## GOAL
Find the lines of data that contain the string "Level", then list them.

--

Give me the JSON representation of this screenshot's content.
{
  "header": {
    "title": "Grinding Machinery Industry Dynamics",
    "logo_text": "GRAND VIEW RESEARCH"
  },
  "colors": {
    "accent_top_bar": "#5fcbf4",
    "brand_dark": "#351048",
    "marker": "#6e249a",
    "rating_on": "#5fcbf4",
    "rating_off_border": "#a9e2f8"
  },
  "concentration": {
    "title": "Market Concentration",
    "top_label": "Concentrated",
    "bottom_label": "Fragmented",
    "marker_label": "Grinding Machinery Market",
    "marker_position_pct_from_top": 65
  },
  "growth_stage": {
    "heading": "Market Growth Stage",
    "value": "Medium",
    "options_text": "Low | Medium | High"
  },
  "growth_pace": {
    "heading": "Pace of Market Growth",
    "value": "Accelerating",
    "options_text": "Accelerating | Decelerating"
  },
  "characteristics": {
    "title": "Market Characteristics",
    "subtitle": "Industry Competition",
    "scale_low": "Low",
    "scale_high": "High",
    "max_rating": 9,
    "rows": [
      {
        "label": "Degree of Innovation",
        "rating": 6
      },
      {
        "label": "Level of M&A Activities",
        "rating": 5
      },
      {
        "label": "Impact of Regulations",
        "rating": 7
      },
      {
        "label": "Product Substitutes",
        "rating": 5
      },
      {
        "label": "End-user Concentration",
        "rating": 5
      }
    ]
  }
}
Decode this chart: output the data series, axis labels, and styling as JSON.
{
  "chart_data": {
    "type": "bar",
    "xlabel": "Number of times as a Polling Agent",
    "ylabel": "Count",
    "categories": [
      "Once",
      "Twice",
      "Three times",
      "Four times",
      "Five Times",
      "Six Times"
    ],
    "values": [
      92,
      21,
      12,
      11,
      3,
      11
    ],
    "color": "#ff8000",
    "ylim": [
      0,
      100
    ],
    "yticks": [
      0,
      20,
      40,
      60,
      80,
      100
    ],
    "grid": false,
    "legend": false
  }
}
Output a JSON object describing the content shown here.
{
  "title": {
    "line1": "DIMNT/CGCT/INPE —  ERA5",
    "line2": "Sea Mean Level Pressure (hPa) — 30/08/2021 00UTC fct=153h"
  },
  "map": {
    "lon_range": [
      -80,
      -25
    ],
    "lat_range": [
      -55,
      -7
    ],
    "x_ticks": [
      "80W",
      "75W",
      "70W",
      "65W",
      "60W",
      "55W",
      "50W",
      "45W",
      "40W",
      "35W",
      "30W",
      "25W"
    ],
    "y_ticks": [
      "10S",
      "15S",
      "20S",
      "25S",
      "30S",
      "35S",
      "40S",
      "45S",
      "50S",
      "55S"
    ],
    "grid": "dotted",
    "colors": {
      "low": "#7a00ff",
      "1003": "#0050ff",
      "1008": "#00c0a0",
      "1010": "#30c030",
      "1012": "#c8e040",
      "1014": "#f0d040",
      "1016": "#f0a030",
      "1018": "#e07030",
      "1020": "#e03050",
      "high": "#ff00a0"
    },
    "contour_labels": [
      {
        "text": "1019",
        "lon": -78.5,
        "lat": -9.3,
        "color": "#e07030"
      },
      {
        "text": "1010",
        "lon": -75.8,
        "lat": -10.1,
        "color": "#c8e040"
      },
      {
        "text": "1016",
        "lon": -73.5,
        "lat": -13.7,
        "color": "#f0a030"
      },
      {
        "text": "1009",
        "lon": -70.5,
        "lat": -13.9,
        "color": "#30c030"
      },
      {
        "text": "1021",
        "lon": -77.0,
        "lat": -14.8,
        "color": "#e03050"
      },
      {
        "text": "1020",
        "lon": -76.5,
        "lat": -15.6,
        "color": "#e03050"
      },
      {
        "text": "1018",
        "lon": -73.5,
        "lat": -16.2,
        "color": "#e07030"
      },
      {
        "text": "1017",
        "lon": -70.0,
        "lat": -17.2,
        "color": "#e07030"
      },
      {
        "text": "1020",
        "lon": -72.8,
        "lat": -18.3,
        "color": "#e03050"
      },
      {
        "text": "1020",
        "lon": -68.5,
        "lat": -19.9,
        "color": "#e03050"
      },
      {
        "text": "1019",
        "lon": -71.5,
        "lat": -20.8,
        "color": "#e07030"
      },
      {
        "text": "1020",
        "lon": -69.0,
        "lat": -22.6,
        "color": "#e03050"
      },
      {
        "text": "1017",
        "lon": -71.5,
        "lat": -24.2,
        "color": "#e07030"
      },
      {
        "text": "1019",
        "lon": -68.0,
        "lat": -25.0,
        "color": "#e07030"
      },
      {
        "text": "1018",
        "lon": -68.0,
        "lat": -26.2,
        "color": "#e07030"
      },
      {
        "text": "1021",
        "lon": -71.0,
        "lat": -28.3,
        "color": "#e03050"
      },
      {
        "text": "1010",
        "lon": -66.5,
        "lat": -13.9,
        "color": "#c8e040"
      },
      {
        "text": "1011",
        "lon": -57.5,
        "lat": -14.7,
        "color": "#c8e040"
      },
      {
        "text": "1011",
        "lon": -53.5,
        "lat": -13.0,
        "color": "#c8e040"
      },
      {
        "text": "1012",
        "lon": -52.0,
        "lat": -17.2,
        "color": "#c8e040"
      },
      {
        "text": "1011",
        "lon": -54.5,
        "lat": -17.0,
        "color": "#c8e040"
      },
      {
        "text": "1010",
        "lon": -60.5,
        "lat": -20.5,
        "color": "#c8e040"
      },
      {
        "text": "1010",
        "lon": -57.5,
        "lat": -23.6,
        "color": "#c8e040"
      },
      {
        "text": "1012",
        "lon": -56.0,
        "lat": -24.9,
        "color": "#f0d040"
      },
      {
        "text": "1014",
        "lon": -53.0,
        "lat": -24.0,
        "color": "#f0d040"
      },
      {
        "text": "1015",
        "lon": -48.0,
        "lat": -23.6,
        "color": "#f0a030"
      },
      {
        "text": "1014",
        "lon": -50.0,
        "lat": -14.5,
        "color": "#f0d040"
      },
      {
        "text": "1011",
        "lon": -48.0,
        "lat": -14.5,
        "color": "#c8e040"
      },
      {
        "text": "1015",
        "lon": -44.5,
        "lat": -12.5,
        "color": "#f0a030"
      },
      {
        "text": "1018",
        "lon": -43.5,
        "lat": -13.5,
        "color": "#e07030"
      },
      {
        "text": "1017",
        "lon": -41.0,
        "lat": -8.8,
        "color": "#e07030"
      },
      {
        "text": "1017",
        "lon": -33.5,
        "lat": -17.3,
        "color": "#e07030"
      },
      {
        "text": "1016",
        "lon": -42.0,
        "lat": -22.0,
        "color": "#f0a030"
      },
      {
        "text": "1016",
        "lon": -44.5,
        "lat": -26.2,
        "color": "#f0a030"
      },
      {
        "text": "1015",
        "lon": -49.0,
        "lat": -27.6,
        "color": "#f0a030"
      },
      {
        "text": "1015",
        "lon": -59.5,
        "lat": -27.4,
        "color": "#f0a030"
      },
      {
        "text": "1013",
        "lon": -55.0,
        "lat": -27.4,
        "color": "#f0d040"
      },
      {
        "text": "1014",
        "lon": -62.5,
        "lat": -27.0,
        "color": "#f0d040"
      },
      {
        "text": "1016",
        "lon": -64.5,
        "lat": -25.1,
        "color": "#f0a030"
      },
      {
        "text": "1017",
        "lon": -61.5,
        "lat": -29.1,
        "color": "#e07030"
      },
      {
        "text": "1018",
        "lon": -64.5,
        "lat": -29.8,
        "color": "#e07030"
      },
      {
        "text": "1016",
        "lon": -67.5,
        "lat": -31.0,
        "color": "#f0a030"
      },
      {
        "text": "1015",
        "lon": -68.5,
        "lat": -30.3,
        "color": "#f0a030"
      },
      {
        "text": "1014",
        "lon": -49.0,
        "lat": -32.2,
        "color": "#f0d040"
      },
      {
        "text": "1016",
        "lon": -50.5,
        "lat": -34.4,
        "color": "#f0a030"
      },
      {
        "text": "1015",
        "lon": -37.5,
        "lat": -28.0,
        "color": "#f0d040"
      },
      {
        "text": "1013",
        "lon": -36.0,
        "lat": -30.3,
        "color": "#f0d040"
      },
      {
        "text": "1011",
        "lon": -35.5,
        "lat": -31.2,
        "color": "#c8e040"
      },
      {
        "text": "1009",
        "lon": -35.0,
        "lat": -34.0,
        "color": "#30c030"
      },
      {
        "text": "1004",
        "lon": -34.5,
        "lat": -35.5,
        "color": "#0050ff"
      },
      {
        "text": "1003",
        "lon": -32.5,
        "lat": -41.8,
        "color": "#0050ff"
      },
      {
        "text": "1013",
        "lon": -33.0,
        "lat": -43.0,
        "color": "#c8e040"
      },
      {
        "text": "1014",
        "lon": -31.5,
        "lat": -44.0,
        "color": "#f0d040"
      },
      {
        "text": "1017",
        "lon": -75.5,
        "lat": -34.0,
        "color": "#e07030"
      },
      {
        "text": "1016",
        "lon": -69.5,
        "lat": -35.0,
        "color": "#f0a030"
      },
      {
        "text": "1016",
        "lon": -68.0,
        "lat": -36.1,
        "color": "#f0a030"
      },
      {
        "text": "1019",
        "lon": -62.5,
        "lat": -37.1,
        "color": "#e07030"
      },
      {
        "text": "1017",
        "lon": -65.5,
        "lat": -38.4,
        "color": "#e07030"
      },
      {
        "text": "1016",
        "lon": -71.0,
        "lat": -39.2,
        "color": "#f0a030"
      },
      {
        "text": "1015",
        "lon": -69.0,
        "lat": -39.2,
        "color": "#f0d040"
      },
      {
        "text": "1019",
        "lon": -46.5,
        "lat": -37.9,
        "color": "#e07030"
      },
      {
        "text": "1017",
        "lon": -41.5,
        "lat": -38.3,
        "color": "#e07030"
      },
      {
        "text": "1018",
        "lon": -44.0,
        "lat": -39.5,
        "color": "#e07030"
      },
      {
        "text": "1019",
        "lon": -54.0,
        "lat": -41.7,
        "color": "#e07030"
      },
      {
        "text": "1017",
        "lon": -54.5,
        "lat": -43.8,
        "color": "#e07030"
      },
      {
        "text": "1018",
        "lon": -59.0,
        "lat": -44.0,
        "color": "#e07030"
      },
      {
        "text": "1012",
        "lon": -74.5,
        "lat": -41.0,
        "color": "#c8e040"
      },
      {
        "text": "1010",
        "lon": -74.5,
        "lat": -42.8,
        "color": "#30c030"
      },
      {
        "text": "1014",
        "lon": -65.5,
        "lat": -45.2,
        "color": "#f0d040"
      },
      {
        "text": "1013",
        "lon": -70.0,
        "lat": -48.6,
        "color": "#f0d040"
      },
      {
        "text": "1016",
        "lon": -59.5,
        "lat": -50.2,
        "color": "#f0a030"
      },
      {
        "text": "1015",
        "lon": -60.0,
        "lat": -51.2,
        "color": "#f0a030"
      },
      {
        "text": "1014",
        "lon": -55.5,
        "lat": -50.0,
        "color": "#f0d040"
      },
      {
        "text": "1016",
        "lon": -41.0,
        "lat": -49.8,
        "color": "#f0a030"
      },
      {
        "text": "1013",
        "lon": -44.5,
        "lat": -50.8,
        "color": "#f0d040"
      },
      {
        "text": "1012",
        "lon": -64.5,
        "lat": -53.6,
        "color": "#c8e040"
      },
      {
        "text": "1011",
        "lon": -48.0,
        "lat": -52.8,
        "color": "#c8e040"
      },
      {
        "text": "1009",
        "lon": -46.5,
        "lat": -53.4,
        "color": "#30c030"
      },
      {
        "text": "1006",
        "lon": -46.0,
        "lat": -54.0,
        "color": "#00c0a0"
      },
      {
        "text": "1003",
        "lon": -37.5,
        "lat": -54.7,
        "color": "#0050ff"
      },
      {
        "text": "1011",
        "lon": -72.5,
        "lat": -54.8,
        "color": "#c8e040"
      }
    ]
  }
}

--

## EXERCISE ANSWER
        "label": "Level of M&A Activities",
    "line2": "Sea Mean Level Pressure (hPa) — 30/08/2021 00UTC fct=153h"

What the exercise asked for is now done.